Entries taken from a collection
┏━━

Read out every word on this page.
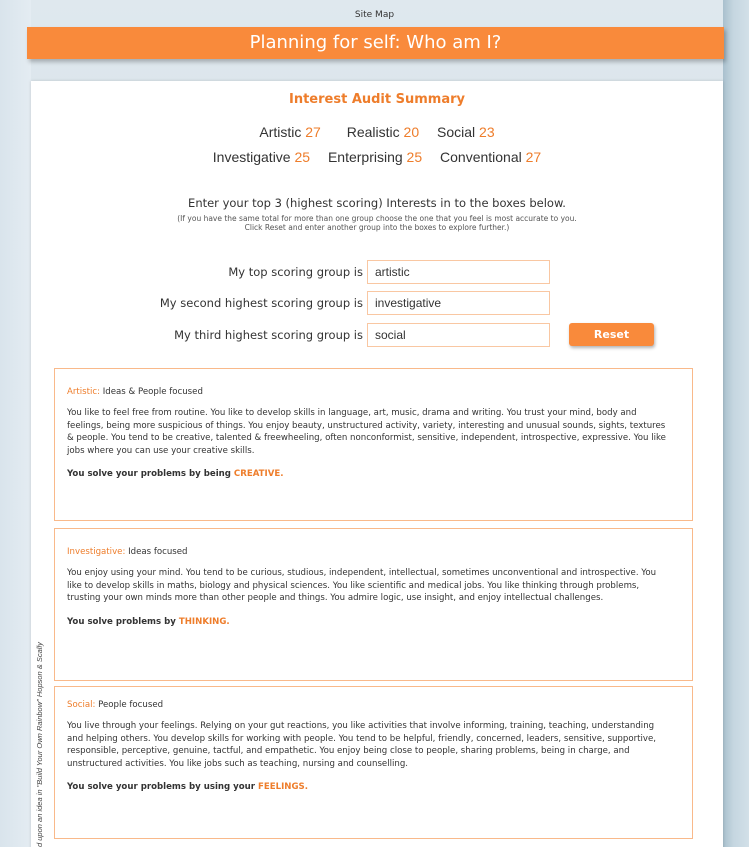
Site Map
Planning for self: Who am I?
Interest Audit Summary
Artistic 27 Realistic 20 Social 23
Investigative 25 Enterprising 25 Conventional 27
Enter your top 3 (highest scoring) Interests in to the boxes below.
(If you have the same total for more than one group choose the one that you feel is most accurate to you.
Click Reset and enter another group into the boxes to explore further.)
My top scoring group is
artistic
My second highest scoring group is
investigative
My third highest scoring group is
social	Reset
Artistic: Ideas & People focused
You like to feel free from routine. You like to develop skills in language, art, music, drama and writing. You trust your mind, body and feelings, being more suspicious of things. You enjoy beauty, unstructured activity, variety, interesting and unusual sounds, sights, textures & people. You tend to be creative, talented & freewheeling, often nonconformist, sensitive, independent, introspective, expressive. You like jobs where you can use your creative skills.
You solve your problems by being CREATIVE.
Investigative: Ideas focused
You enjoy using your mind. You tend to be curious, studious, independent, intellectual, sometimes unconventional and introspective. You like to develop skills in maths, biology and physical sciences. You like scientific and medical jobs. You like thinking through problems, trusting your own minds more than other people and things. You admire logic, use insight, and enjoy intellectual challenges.
You solve problems by THINKING.
Social: People focused
You live through your feelings. Relying on your gut reactions, you like activities that involve informing, training, teaching, understanding and helping others. You develop skills for working with people. You tend to be helpful, friendly, concerned, leaders, sensitive, supportive, responsible, perceptive, genuine, tactful, and empathetic. You enjoy being close to people, sharing problems, being in charge, and unstructured activities. You like jobs such as teaching, nursing and counselling.
You solve your problems by using your FEELINGS.
d upon an idea in "Build Your Own Rainbow" Hopson & Scally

┗━━

Select and copy every line of the listing with the word "Reset".

Click Reset and enter another group into the boxes to explore further.)
social	Reset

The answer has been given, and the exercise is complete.